** Start Records for the task **

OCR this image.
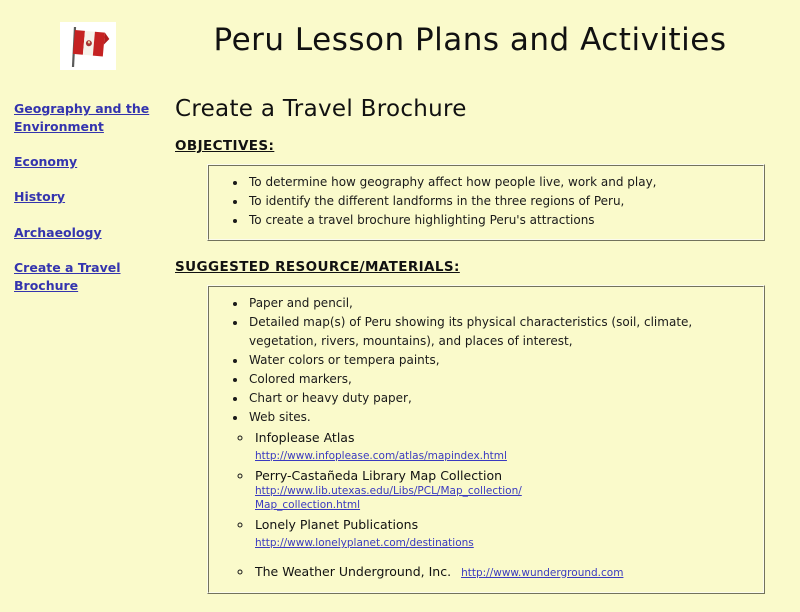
Peru Lesson Plans and Activities
Geography and the Environment
Economy
History
Archaeology
Create a Travel Brochure
Create a Travel Brochure
OBJECTIVES:
• To determine how geography affect how people live, work and play,
• To identify the different landforms in the three regions of Peru,
• To create a travel brochure highlighting Peru's attractions
SUGGESTED RESOURCE/MATERIALS:
• Paper and pencil,
• Detailed map(s) of Peru showing its physical characteristics (soil, climate, vegetation, rivers, mountains), and places of interest,
• Water colors or tempera paints,
• Colored markers,
• Chart or heavy duty paper,
• Web sites.
◦ Infoplease Atlas
http://www.infoplease.com/atlas/mapindex.html
◦ Perry-Castañeda Library Map Collection
http://www.lib.utexas.edu/Libs/PCL/Map_collection/
Map_collection.html
◦ Lonely Planet Publications
http://www.lonelyplanet.com/destinations
◦ The Weather Underground, Inc. http://www.wunderground.com
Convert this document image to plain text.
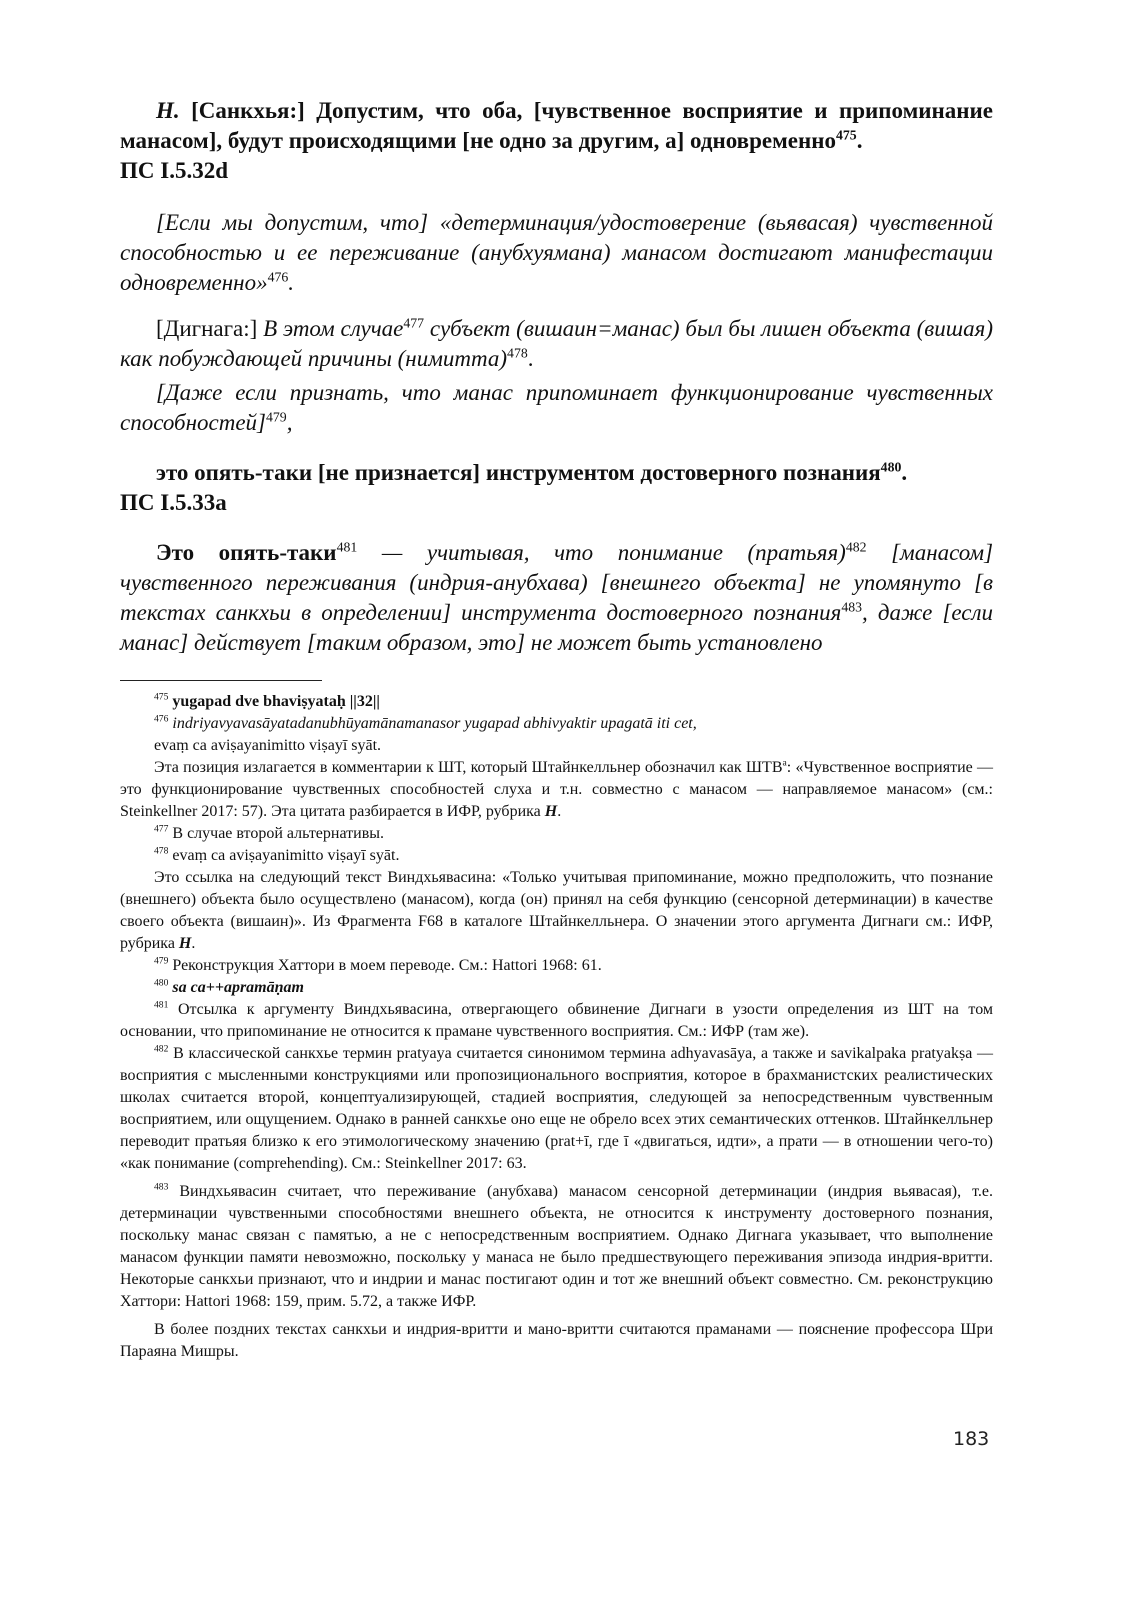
H. [Санкхья:] Допустим, что оба, [чувственное восприятие и припоминание манасом], будут происходящими [не одно за другим, а] одновременно$^{475}$.
ПС I.5.32d

[Если мы допустим, что] «детерминация/удостоверение (вьявасая) чувственной способностью и ее переживание (анубхуямана) манасом достигают манифестации одновременно»$^{476}$.

[Дигнага:] В этом случае$^{477}$ субъект (вишаин=манас) был бы лишен объекта (вишая) как побуждающей причины (нимитта)$^{478}$.

[Даже если признать, что манас припоминает функционирование чувственных способностей]$^{479}$,

это опять-таки [не признается] инструментом достоверного познания$^{480}$.
ПС I.5.33a

Это опять-таки$^{481}$ — учитывая, что понимание (пратьяя)$^{482}$ [манасом] чувственного переживания (индрия-анубхава) [внешнего объекта] не упомянуто [в текстах санкхьи в определении] инструмента достоверного познания$^{483}$, даже [если манас] действует [таким образом, это] не может быть установлено

$^{475}$ yugapad dve bhaviṣyataḥ ||32||

$^{476}$ indriyavyavasāyatadanubhūyamānamanasor yugapad abhivyaktir upagatā iti cet,

evaṃ ca aviṣayanimitto viṣayī syāt.

Эта позиция излагается в комментарии к ШТ, который Штайнкелльнер обозначил как ШТВ$^a$: «Чувственное восприятие — это функционирование чувственных способностей слуха и т.н. совместно с манасом — направляемое манасом» (см.: Steinkellner 2017: 57). Эта цитата разбирается в ИФР, рубрика H.

$^{477}$ В случае второй альтернативы.

$^{478}$ evaṃ ca aviṣayanimitto viṣayī syāt.

Это ссылка на следующий текст Виндхьявасина: «Только учитывая припоминание, можно предположить, что познание (внешнего) объекта было осуществлено (манасом), когда (он) принял на себя функцию (сенсорной детерминации) в качестве своего объекта (вишаин)». Из Фрагмента F68 в каталоге Штайнкелльнера. О значении этого аргумента Дигнаги см.: ИФР, рубрика H.

$^{479}$ Реконструкция Хаттори в моем переводе. См.: Hattori 1968: 61.

$^{480}$ sa ca++apramāṇam

$^{481}$ Отсылка к аргументу Виндхьявасина, отвергающего обвинение Дигнаги в узости определения из ШТ на том основании, что припоминание не относится к прамане чувственного восприятия. См.: ИФР (там же).

$^{482}$ В классической санкхье термин pratyaya считается синонимом термина adhyavasāya, а также и savikalpaka pratyakṣa — восприятия с мысленными конструкциями или пропозиционального восприятия, которое в брахманистских реалистических школах считается второй, концептуализирующей, стадией восприятия, следующей за непосредственным чувственным восприятием, или ощущением. Однако в ранней санкхье оно еще не обрело всех этих семантических оттенков. Штайнкелльнер переводит пратьяя близко к его этимологическому значению (prat+ī, где ī «двигаться, идти», а прати — в отношении чего-то) «как понимание (comprehending). См.: Steinkellner 2017: 63.

$^{483}$ Виндхьявасин считает, что переживание (анубхава) манасом сенсорной детерминации (индрия вьявасая), т.е. детерминации чувственными способностями внешнего объекта, не относится к инструменту достоверного познания, поскольку манас связан с памятью, а не с непосредственным восприятием. Однако Дигнага указывает, что выполнение манасом функции памяти невозможно, поскольку у манаса не было предшествующего переживания эпизода индрия-вритти. Некоторые санкхьи признают, что и индрии и манас постигают один и тот же внешний объект совместно. См. реконструкцию Хаттори: Hattori 1968: 159, прим. 5.72, а также ИФР.

В более поздних текстах санкхьи и индрия-вритти и мано-вритти считаются праманами — пояснение профессора Шри Параяна Мишры.

183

** End Records for the task **

# Task brief
Reproduce every entry exactly, but omit each picture.

# Response to this task
OCR this image.
Peru Lesson Plans and Activities
Geography and the Environment
Economy
History
Archaeology
Create a Travel Brochure
Create a Travel Brochure
OBJECTIVES:
• To determine how geography affect how people live, work and play,
• To identify the different landforms in the three regions of Peru,
• To create a travel brochure highlighting Peru's attractions
SUGGESTED RESOURCE/MATERIALS:
• Paper and pencil,
• Detailed map(s) of Peru showing its physical characteristics (soil, climate, vegetation, rivers, mountains), and places of interest,
• Water colors or tempera paints,
• Colored markers,
• Chart or heavy duty paper,
• Web sites.
◦ Infoplease Atlas
http://www.infoplease.com/atlas/mapindex.html
◦ Perry-Castañeda Library Map Collection
http://www.lib.utexas.edu/Libs/PCL/Map_collection/
Map_collection.html
◦ Lonely Planet Publications
http://www.lonelyplanet.com/destinations
◦ The Weather Underground, Inc. http://www.wunderground.com
Convert this document image to plain text.
H. [Санкхья:] Допустим, что оба, [чувственное восприятие и припоминание манасом], будут происходящими [не одно за другим, а] одновременно$^{475}$.
ПС I.5.32d

[Если мы допустим, что] «детерминация/удостоверение (вьявасая) чувственной способностью и ее переживание (анубхуямана) манасом достигают манифестации одновременно»$^{476}$.

[Дигнага:] В этом случае$^{477}$ субъект (вишаин=манас) был бы лишен объекта (вишая) как побуждающей причины (нимитта)$^{478}$.

[Даже если признать, что манас припоминает функционирование чувственных способностей]$^{479}$,

это опять-таки [не признается] инструментом достоверного познания$^{480}$.
ПС I.5.33a

Это опять-таки$^{481}$ — учитывая, что понимание (пратьяя)$^{482}$ [манасом] чувственного переживания (индрия-анубхава) [внешнего объекта] не упомянуто [в текстах санкхьи в определении] инструмента достоверного познания$^{483}$, даже [если манас] действует [таким образом, это] не может быть установлено

$^{475}$ yugapad dve bhaviṣyataḥ ||32||

$^{476}$ indriyavyavasāyatadanubhūyamānamanasor yugapad abhivyaktir upagatā iti cet,

evaṃ ca aviṣayanimitto viṣayī syāt.

Эта позиция излагается в комментарии к ШТ, который Штайнкелльнер обозначил как ШТВ$^a$: «Чувственное восприятие — это функционирование чувственных способностей слуха и т.н. совместно с манасом — направляемое манасом» (см.: Steinkellner 2017: 57). Эта цитата разбирается в ИФР, рубрика H.

$^{477}$ В случае второй альтернативы.

$^{478}$ evaṃ ca aviṣayanimitto viṣayī syāt.

Это ссылка на следующий текст Виндхьявасина: «Только учитывая припоминание, можно предположить, что познание (внешнего) объекта было осуществлено (манасом), когда (он) принял на себя функцию (сенсорной детерминации) в качестве своего объекта (вишаин)». Из Фрагмента F68 в каталоге Штайнкелльнера. О значении этого аргумента Дигнаги см.: ИФР, рубрика H.

$^{479}$ Реконструкция Хаттори в моем переводе. См.: Hattori 1968: 61.

$^{480}$ sa ca++apramāṇam

$^{481}$ Отсылка к аргументу Виндхьявасина, отвергающего обвинение Дигнаги в узости определения из ШТ на том основании, что припоминание не относится к прамане чувственного восприятия. См.: ИФР (там же).

$^{482}$ В классической санкхье термин pratyaya считается синонимом термина adhyavasāya, а также и savikalpaka pratyakṣa — восприятия с мысленными конструкциями или пропозиционального восприятия, которое в брахманистских реалистических школах считается второй, концептуализирующей, стадией восприятия, следующей за непосредственным чувственным восприятием, или ощущением. Однако в ранней санкхье оно еще не обрело всех этих семантических оттенков. Штайнкелльнер переводит пратьяя близко к его этимологическому значению (prat+ī, где ī «двигаться, идти», а прати — в отношении чего-то) «как понимание (comprehending). См.: Steinkellner 2017: 63.

$^{483}$ Виндхьявасин считает, что переживание (анубхава) манасом сенсорной детерминации (индрия вьявасая), т.е. детерминации чувственными способностями внешнего объекта, не относится к инструменту достоверного познания, поскольку манас связан с памятью, а не с непосредственным восприятием. Однако Дигнага указывает, что выполнение манасом функции памяти невозможно, поскольку у манаса не было предшествующего переживания эпизода индрия-вритти. Некоторые санкхьи признают, что и индрии и манас постигают один и тот же внешний объект совместно. См. реконструкцию Хаттори: Hattori 1968: 159, прим. 5.72, а также ИФР.

В более поздних текстах санкхьи и индрия-вритти и мано-вритти считаются праманами — пояснение профессора Шри Параяна Мишры.

183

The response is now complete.